### TASK DETAILS
Print the listing in its entirety and exactly, leaving out images.

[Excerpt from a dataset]
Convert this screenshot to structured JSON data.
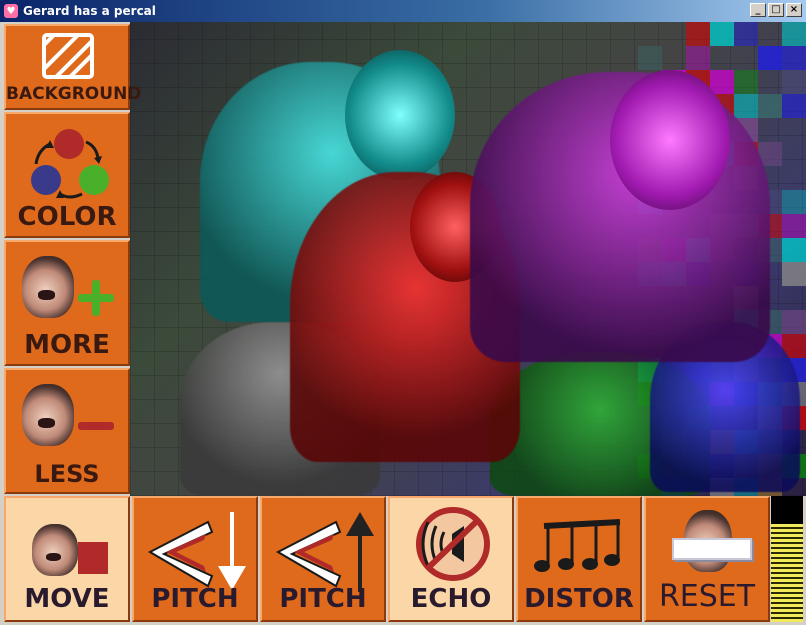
{
  "window": {
    "title": "Gerard has a percal",
    "controls": [
      "_",
      "□",
      "×"
    ]
  },
  "side_buttons": [
    {
      "id": "background",
      "label": "BACKGROUND",
      "icon": "hatched-square-icon"
    },
    {
      "id": "color",
      "label": "COLOR",
      "icon": "color-cycle-icon"
    },
    {
      "id": "more",
      "label": "MORE",
      "icon": "face-plus-icon"
    },
    {
      "id": "less",
      "label": "LESS",
      "icon": "face-minus-icon"
    }
  ],
  "bottom_buttons": [
    {
      "id": "move",
      "label": "MOVE",
      "icon": "face-stop-icon",
      "active": true
    },
    {
      "id": "pitch-down",
      "label": "PITCH",
      "icon": "pitch-down-icon",
      "active": false
    },
    {
      "id": "pitch-up",
      "label": "PITCH",
      "icon": "pitch-up-icon",
      "active": false
    },
    {
      "id": "echo",
      "label": "ECHO",
      "icon": "no-echo-icon",
      "active": true
    },
    {
      "id": "distor",
      "label": "DISTOR",
      "icon": "music-notes-icon",
      "active": false
    },
    {
      "id": "reset",
      "label": "RESET",
      "icon": "face-eraser-icon",
      "active": false
    }
  ],
  "level_meter": {
    "level": 0.78
  },
  "colors": {
    "button_orange": "#e06a1c",
    "button_active": "#fbd6a6",
    "meter_fill": "#f2ea5a",
    "figure_tints": [
      "#00c8c8",
      "#d000d0",
      "#e00000",
      "#00a000",
      "#2020e0",
      "#888888"
    ]
  }
}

### FULL RESPONSE
Convert this screenshot to structured JSON data.
{
  "window": {
    "title": "Gerard has a percal",
    "controls": [
      "_",
      "□",
      "×"
    ]
  },
  "side_buttons": [
    {
      "id": "background",
      "label": "BACKGROUND",
      "icon": "hatched-square-icon"
    },
    {
      "id": "color",
      "label": "COLOR",
      "icon": "color-cycle-icon"
    },
    {
      "id": "more",
      "label": "MORE",
      "icon": "face-plus-icon"
    },
    {
      "id": "less",
      "label": "LESS",
      "icon": "face-minus-icon"
    }
  ],
  "bottom_buttons": [
    {
      "id": "move",
      "label": "MOVE",
      "icon": "face-stop-icon",
      "active": true
    },
    {
      "id": "pitch-down",
      "label": "PITCH",
      "icon": "pitch-down-icon",
      "active": false
    },
    {
      "id": "pitch-up",
      "label": "PITCH",
      "icon": "pitch-up-icon",
      "active": false
    },
    {
      "id": "echo",
      "label": "ECHO",
      "icon": "no-echo-icon",
      "active": true
    },
    {
      "id": "distor",
      "label": "DISTOR",
      "icon": "music-notes-icon",
      "active": false
    },
    {
      "id": "reset",
      "label": "RESET",
      "icon": "face-eraser-icon",
      "active": false
    }
  ],
  "level_meter": {
    "level": 0.78
  },
  "colors": {
    "button_orange": "#e06a1c",
    "button_active": "#fbd6a6",
    "meter_fill": "#f2ea5a",
    "figure_tints": [
      "#00c8c8",
      "#d000d0",
      "#e00000",
      "#00a000",
      "#2020e0",
      "#888888"
    ]
  }
}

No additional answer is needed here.